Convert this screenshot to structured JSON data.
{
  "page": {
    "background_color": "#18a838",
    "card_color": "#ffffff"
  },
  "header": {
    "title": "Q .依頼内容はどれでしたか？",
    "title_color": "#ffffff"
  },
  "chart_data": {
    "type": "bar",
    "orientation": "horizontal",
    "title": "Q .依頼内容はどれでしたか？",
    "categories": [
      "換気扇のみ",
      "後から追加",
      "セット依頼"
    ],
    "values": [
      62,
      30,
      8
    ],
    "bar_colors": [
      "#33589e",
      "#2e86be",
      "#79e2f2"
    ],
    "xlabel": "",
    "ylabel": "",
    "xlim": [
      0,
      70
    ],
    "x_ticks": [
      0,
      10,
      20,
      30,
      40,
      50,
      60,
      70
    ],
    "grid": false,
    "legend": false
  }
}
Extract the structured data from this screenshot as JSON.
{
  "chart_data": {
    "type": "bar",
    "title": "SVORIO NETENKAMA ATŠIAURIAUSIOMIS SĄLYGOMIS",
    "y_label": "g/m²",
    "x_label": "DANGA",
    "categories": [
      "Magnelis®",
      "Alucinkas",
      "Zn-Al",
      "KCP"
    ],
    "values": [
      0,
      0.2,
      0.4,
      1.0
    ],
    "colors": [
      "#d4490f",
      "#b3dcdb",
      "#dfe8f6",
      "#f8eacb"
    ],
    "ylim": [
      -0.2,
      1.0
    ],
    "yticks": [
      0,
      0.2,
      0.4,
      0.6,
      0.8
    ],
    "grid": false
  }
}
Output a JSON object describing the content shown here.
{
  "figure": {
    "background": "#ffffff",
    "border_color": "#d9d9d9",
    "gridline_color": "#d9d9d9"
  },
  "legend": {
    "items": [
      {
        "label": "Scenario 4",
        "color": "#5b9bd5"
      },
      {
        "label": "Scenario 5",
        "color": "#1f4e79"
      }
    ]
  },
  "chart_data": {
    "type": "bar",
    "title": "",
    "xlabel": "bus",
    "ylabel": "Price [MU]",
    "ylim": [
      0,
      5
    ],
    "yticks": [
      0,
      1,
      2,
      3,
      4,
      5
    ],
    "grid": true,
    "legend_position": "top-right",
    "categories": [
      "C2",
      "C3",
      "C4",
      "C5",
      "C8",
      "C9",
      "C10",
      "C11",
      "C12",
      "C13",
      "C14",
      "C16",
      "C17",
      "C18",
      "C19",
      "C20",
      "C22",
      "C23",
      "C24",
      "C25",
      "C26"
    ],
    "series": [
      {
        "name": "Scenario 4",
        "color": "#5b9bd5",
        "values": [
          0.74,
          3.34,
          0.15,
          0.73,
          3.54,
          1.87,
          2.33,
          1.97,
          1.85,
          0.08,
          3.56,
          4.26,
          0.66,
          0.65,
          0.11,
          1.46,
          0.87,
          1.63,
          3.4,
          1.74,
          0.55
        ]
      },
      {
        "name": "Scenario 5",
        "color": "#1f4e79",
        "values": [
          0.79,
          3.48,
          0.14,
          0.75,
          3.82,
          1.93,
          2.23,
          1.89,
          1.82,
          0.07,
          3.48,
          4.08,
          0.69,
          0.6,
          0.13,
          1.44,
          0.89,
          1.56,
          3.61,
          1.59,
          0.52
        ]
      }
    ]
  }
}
=-=-=
[TASK PROMPT]: Every entry should be output exactly as written, please.

[ANSWER TO THIS PROBLEM]:
Convert this screenshot to structured JSON data.
{
  "page": {
    "background_color": "#18a838",
    "card_color": "#ffffff"
  },
  "header": {
    "title": "Q .依頼内容はどれでしたか？",
    "title_color": "#ffffff"
  },
  "chart_data": {
    "type": "bar",
    "orientation": "horizontal",
    "title": "Q .依頼内容はどれでしたか？",
    "categories": [
      "換気扇のみ",
      "後から追加",
      "セット依頼"
    ],
    "values": [
      62,
      30,
      8
    ],
    "bar_colors": [
      "#33589e",
      "#2e86be",
      "#79e2f2"
    ],
    "xlabel": "",
    "ylabel": "",
    "xlim": [
      0,
      70
    ],
    "x_ticks": [
      0,
      10,
      20,
      30,
      40,
      50,
      60,
      70
    ],
    "grid": false,
    "legend": false
  }
}
Extract the structured data from this screenshot as JSON.
{
  "chart_data": {
    "type": "bar",
    "title": "SVORIO NETENKAMA ATŠIAURIAUSIOMIS SĄLYGOMIS",
    "y_label": "g/m²",
    "x_label": "DANGA",
    "categories": [
      "Magnelis®",
      "Alucinkas",
      "Zn-Al",
      "KCP"
    ],
    "values": [
      0,
      0.2,
      0.4,
      1.0
    ],
    "colors": [
      "#d4490f",
      "#b3dcdb",
      "#dfe8f6",
      "#f8eacb"
    ],
    "ylim": [
      -0.2,
      1.0
    ],
    "yticks": [
      0,
      0.2,
      0.4,
      0.6,
      0.8
    ],
    "grid": false
  }
}
Output a JSON object describing the content shown here.
{
  "figure": {
    "background": "#ffffff",
    "border_color": "#d9d9d9",
    "gridline_color": "#d9d9d9"
  },
  "legend": {
    "items": [
      {
        "label": "Scenario 4",
        "color": "#5b9bd5"
      },
      {
        "label": "Scenario 5",
        "color": "#1f4e79"
      }
    ]
  },
  "chart_data": {
    "type": "bar",
    "title": "",
    "xlabel": "bus",
    "ylabel": "Price [MU]",
    "ylim": [
      0,
      5
    ],
    "yticks": [
      0,
      1,
      2,
      3,
      4,
      5
    ],
    "grid": true,
    "legend_position": "top-right",
    "categories": [
      "C2",
      "C3",
      "C4",
      "C5",
      "C8",
      "C9",
      "C10",
      "C11",
      "C12",
      "C13",
      "C14",
      "C16",
      "C17",
      "C18",
      "C19",
      "C20",
      "C22",
      "C23",
      "C24",
      "C25",
      "C26"
    ],
    "series": [
      {
        "name": "Scenario 4",
        "color": "#5b9bd5",
        "values": [
          0.74,
          3.34,
          0.15,
          0.73,
          3.54,
          1.87,
          2.33,
          1.97,
          1.85,
          0.08,
          3.56,
          4.26,
          0.66,
          0.65,
          0.11,
          1.46,
          0.87,
          1.63,
          3.4,
          1.74,
          0.55
        ]
      },
      {
        "name": "Scenario 5",
        "color": "#1f4e79",
        "values": [
          0.79,
          3.48,
          0.14,
          0.75,
          3.82,
          1.93,
          2.23,
          1.89,
          1.82,
          0.07,
          3.48,
          4.08,
          0.69,
          0.6,
          0.13,
          1.44,
          0.89,
          1.56,
          3.61,
          1.59,
          0.52
        ]
      }
    ]
  }
}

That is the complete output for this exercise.